▸ GIVEN EXERCISE: Write the listing out again, all of it, word for word.

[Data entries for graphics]

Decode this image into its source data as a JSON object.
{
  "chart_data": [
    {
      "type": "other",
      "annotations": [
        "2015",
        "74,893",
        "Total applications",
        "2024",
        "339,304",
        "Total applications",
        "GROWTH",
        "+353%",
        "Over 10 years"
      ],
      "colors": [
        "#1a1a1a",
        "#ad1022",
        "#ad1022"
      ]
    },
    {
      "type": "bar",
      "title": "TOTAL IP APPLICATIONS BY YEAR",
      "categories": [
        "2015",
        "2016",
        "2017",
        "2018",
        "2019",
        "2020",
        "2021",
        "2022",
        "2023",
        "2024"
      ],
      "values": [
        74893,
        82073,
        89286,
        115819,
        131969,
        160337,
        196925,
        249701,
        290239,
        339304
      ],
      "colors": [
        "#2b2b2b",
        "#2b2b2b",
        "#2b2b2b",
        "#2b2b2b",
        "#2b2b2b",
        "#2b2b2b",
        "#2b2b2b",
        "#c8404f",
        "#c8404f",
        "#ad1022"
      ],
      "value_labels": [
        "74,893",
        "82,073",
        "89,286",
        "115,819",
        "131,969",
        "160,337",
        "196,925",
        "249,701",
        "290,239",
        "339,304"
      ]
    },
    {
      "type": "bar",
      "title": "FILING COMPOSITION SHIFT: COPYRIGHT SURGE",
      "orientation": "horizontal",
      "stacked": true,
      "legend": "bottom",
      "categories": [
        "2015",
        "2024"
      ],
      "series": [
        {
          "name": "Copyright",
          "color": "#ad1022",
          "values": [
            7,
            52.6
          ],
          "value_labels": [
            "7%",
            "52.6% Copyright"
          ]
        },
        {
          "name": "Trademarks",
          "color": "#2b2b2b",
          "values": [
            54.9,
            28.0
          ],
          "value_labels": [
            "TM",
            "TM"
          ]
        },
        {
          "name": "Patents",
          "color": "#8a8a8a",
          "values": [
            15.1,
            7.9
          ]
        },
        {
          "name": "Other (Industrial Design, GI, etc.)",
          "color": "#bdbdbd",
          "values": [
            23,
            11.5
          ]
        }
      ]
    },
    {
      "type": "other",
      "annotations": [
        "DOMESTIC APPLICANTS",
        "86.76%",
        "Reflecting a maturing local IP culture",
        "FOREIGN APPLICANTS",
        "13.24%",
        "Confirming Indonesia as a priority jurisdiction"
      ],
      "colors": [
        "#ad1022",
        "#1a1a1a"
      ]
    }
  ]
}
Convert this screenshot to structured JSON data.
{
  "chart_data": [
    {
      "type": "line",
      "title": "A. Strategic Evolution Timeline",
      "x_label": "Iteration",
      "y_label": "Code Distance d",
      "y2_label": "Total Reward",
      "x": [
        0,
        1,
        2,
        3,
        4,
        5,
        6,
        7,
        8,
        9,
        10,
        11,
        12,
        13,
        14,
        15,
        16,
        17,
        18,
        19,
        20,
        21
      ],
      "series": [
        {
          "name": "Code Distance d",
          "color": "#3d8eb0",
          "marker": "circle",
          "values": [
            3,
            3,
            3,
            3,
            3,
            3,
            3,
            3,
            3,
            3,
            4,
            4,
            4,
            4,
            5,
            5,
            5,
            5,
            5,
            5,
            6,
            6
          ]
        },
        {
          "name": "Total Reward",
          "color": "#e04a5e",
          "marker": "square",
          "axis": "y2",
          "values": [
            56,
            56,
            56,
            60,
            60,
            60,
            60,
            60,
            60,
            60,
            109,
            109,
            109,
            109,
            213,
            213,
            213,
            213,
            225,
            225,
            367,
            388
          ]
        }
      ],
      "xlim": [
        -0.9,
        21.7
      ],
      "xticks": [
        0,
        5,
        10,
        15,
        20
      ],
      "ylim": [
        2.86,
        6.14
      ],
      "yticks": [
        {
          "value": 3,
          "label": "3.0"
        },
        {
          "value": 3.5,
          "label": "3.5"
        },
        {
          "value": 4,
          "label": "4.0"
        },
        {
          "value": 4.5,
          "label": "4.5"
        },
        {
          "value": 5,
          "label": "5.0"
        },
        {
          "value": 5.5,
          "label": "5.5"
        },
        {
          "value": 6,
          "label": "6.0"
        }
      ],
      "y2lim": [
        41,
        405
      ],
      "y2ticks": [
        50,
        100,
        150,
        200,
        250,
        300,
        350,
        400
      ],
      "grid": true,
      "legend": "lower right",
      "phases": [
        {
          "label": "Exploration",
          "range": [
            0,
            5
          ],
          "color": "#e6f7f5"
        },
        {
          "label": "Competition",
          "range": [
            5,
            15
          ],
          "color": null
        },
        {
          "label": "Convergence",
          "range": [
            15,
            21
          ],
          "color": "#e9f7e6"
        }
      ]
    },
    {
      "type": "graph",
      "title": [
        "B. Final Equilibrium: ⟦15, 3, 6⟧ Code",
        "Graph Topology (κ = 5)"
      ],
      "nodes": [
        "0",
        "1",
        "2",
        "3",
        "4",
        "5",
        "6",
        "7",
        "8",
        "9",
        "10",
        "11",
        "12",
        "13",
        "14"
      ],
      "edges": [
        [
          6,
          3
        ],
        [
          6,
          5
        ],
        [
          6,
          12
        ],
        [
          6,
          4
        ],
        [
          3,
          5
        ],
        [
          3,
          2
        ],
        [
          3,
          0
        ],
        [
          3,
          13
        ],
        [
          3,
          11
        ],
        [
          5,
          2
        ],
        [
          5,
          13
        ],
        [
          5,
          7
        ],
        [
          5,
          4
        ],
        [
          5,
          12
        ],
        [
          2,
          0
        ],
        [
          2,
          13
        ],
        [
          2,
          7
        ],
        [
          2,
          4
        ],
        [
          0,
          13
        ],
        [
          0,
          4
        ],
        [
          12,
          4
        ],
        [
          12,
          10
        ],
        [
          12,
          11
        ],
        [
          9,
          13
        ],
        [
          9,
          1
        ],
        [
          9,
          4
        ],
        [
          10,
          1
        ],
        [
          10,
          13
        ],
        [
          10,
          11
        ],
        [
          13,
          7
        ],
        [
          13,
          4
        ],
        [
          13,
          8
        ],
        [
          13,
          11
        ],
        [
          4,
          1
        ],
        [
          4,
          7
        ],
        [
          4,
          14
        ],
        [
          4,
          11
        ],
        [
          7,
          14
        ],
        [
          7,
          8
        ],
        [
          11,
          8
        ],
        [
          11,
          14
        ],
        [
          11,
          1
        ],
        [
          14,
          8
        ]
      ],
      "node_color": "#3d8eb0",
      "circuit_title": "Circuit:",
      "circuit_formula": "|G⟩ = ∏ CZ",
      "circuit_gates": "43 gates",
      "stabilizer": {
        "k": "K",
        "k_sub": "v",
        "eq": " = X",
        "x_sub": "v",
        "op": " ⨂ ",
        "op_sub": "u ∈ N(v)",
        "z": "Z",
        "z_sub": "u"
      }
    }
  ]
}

▸ TASK SOLUTION:
Decode this image into its source data as a JSON object.
{
  "chart_data": [
    {
      "type": "other",
      "annotations": [
        "2015",
        "74,893",
        "Total applications",
        "2024",
        "339,304",
        "Total applications",
        "GROWTH",
        "+353%",
        "Over 10 years"
      ],
      "colors": [
        "#1a1a1a",
        "#ad1022",
        "#ad1022"
      ]
    },
    {
      "type": "bar",
      "title": "TOTAL IP APPLICATIONS BY YEAR",
      "categories": [
        "2015",
        "2016",
        "2017",
        "2018",
        "2019",
        "2020",
        "2021",
        "2022",
        "2023",
        "2024"
      ],
      "values": [
        74893,
        82073,
        89286,
        115819,
        131969,
        160337,
        196925,
        249701,
        290239,
        339304
      ],
      "colors": [
        "#2b2b2b",
        "#2b2b2b",
        "#2b2b2b",
        "#2b2b2b",
        "#2b2b2b",
        "#2b2b2b",
        "#2b2b2b",
        "#c8404f",
        "#c8404f",
        "#ad1022"
      ],
      "value_labels": [
        "74,893",
        "82,073",
        "89,286",
        "115,819",
        "131,969",
        "160,337",
        "196,925",
        "249,701",
        "290,239",
        "339,304"
      ]
    },
    {
      "type": "bar",
      "title": "FILING COMPOSITION SHIFT: COPYRIGHT SURGE",
      "orientation": "horizontal",
      "stacked": true,
      "legend": "bottom",
      "categories": [
        "2015",
        "2024"
      ],
      "series": [
        {
          "name": "Copyright",
          "color": "#ad1022",
          "values": [
            7,
            52.6
          ],
          "value_labels": [
            "7%",
            "52.6% Copyright"
          ]
        },
        {
          "name": "Trademarks",
          "color": "#2b2b2b",
          "values": [
            54.9,
            28.0
          ],
          "value_labels": [
            "TM",
            "TM"
          ]
        },
        {
          "name": "Patents",
          "color": "#8a8a8a",
          "values": [
            15.1,
            7.9
          ]
        },
        {
          "name": "Other (Industrial Design, GI, etc.)",
          "color": "#bdbdbd",
          "values": [
            23,
            11.5
          ]
        }
      ]
    },
    {
      "type": "other",
      "annotations": [
        "DOMESTIC APPLICANTS",
        "86.76%",
        "Reflecting a maturing local IP culture",
        "FOREIGN APPLICANTS",
        "13.24%",
        "Confirming Indonesia as a priority jurisdiction"
      ],
      "colors": [
        "#ad1022",
        "#1a1a1a"
      ]
    }
  ]
}
Convert this screenshot to structured JSON data.
{
  "chart_data": [
    {
      "type": "line",
      "title": "A. Strategic Evolution Timeline",
      "x_label": "Iteration",
      "y_label": "Code Distance d",
      "y2_label": "Total Reward",
      "x": [
        0,
        1,
        2,
        3,
        4,
        5,
        6,
        7,
        8,
        9,
        10,
        11,
        12,
        13,
        14,
        15,
        16,
        17,
        18,
        19,
        20,
        21
      ],
      "series": [
        {
          "name": "Code Distance d",
          "color": "#3d8eb0",
          "marker": "circle",
          "values": [
            3,
            3,
            3,
            3,
            3,
            3,
            3,
            3,
            3,
            3,
            4,
            4,
            4,
            4,
            5,
            5,
            5,
            5,
            5,
            5,
            6,
            6
          ]
        },
        {
          "name": "Total Reward",
          "color": "#e04a5e",
          "marker": "square",
          "axis": "y2",
          "values": [
            56,
            56,
            56,
            60,
            60,
            60,
            60,
            60,
            60,
            60,
            109,
            109,
            109,
            109,
            213,
            213,
            213,
            213,
            225,
            225,
            367,
            388
          ]
        }
      ],
      "xlim": [
        -0.9,
        21.7
      ],
      "xticks": [
        0,
        5,
        10,
        15,
        20
      ],
      "ylim": [
        2.86,
        6.14
      ],
      "yticks": [
        {
          "value": 3,
          "label": "3.0"
        },
        {
          "value": 3.5,
          "label": "3.5"
        },
        {
          "value": 4,
          "label": "4.0"
        },
        {
          "value": 4.5,
          "label": "4.5"
        },
        {
          "value": 5,
          "label": "5.0"
        },
        {
          "value": 5.5,
          "label": "5.5"
        },
        {
          "value": 6,
          "label": "6.0"
        }
      ],
      "y2lim": [
        41,
        405
      ],
      "y2ticks": [
        50,
        100,
        150,
        200,
        250,
        300,
        350,
        400
      ],
      "grid": true,
      "legend": "lower right",
      "phases": [
        {
          "label": "Exploration",
          "range": [
            0,
            5
          ],
          "color": "#e6f7f5"
        },
        {
          "label": "Competition",
          "range": [
            5,
            15
          ],
          "color": null
        },
        {
          "label": "Convergence",
          "range": [
            15,
            21
          ],
          "color": "#e9f7e6"
        }
      ]
    },
    {
      "type": "graph",
      "title": [
        "B. Final Equilibrium: ⟦15, 3, 6⟧ Code",
        "Graph Topology (κ = 5)"
      ],
      "nodes": [
        "0",
        "1",
        "2",
        "3",
        "4",
        "5",
        "6",
        "7",
        "8",
        "9",
        "10",
        "11",
        "12",
        "13",
        "14"
      ],
      "edges": [
        [
          6,
          3
        ],
        [
          6,
          5
        ],
        [
          6,
          12
        ],
        [
          6,
          4
        ],
        [
          3,
          5
        ],
        [
          3,
          2
        ],
        [
          3,
          0
        ],
        [
          3,
          13
        ],
        [
          3,
          11
        ],
        [
          5,
          2
        ],
        [
          5,
          13
        ],
        [
          5,
          7
        ],
        [
          5,
          4
        ],
        [
          5,
          12
        ],
        [
          2,
          0
        ],
        [
          2,
          13
        ],
        [
          2,
          7
        ],
        [
          2,
          4
        ],
        [
          0,
          13
        ],
        [
          0,
          4
        ],
        [
          12,
          4
        ],
        [
          12,
          10
        ],
        [
          12,
          11
        ],
        [
          9,
          13
        ],
        [
          9,
          1
        ],
        [
          9,
          4
        ],
        [
          10,
          1
        ],
        [
          10,
          13
        ],
        [
          10,
          11
        ],
        [
          13,
          7
        ],
        [
          13,
          4
        ],
        [
          13,
          8
        ],
        [
          13,
          11
        ],
        [
          4,
          1
        ],
        [
          4,
          7
        ],
        [
          4,
          14
        ],
        [
          4,
          11
        ],
        [
          7,
          14
        ],
        [
          7,
          8
        ],
        [
          11,
          8
        ],
        [
          11,
          14
        ],
        [
          11,
          1
        ],
        [
          14,
          8
        ]
      ],
      "node_color": "#3d8eb0",
      "circuit_title": "Circuit:",
      "circuit_formula": "|G⟩ = ∏ CZ",
      "circuit_gates": "43 gates",
      "stabilizer": {
        "k": "K",
        "k_sub": "v",
        "eq": " = X",
        "x_sub": "v",
        "op": " ⨂ ",
        "op_sub": "u ∈ N(v)",
        "z": "Z",
        "z_sub": "u"
      }
    }
  ]
}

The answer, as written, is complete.